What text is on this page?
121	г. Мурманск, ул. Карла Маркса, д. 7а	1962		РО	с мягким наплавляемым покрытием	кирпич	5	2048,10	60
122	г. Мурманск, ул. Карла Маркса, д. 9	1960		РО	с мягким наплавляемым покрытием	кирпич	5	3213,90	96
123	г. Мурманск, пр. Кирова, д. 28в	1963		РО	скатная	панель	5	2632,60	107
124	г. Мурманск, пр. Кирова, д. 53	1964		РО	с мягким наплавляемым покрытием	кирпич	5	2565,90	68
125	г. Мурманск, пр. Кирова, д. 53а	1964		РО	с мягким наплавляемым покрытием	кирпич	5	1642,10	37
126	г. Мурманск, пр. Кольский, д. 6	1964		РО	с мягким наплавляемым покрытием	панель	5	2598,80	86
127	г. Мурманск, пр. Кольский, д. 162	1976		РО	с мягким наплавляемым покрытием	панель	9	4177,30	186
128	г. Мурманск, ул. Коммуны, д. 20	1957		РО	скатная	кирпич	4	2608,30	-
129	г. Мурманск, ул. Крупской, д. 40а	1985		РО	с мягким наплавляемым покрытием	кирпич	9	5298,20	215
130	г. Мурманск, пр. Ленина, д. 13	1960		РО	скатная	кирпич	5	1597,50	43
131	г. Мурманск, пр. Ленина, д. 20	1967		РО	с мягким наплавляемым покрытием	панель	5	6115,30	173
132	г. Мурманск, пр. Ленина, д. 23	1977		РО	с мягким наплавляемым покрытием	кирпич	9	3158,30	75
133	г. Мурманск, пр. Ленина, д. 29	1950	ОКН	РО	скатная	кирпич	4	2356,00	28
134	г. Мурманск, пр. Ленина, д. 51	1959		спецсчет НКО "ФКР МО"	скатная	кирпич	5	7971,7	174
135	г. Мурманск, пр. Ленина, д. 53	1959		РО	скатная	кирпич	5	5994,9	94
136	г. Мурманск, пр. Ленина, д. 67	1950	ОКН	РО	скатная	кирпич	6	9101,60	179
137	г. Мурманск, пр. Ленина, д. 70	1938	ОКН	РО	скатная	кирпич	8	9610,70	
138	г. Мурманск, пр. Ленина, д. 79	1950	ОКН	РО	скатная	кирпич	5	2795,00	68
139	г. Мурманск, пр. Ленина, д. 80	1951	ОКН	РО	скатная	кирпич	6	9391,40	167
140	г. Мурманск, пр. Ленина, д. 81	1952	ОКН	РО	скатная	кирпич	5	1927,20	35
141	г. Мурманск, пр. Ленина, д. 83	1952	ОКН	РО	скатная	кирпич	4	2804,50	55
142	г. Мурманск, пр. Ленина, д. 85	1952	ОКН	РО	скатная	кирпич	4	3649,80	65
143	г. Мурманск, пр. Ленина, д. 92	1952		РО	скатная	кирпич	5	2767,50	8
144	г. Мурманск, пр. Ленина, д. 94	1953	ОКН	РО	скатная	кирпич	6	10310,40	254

▶ [Exercise prompt] Pull out the lines above in which the word "наплавляемым" appears.

▶ [Result for this exercise]
121	г. Мурманск, ул. Карла Маркса, д. 7а	1962		РО	с мягким наплавляемым покрытием	кирпич	5	2048,10	60
122	г. Мурманск, ул. Карла Маркса, д. 9	1960		РО	с мягким наплавляемым покрытием	кирпич	5	3213,90	96
124	г. Мурманск, пр. Кирова, д. 53	1964		РО	с мягким наплавляемым покрытием	кирпич	5	2565,90	68
125	г. Мурманск, пр. Кирова, д. 53а	1964		РО	с мягким наплавляемым покрытием	кирпич	5	1642,10	37
126	г. Мурманск, пр. Кольский, д. 6	1964		РО	с мягким наплавляемым покрытием	панель	5	2598,80	86
127	г. Мурманск, пр. Кольский, д. 162	1976		РО	с мягким наплавляемым покрытием	панель	9	4177,30	186
129	г. Мурманск, ул. Крупской, д. 40а	1985		РО	с мягким наплавляемым покрытием	кирпич	9	5298,20	215
131	г. Мурманск, пр. Ленина, д. 20	1967		РО	с мягким наплавляемым покрытием	панель	5	6115,30	173
132	г. Мурманск, пр. Ленина, д. 23	1977		РО	с мягким наплавляемым покрытием	кирпич	9	3158,30	75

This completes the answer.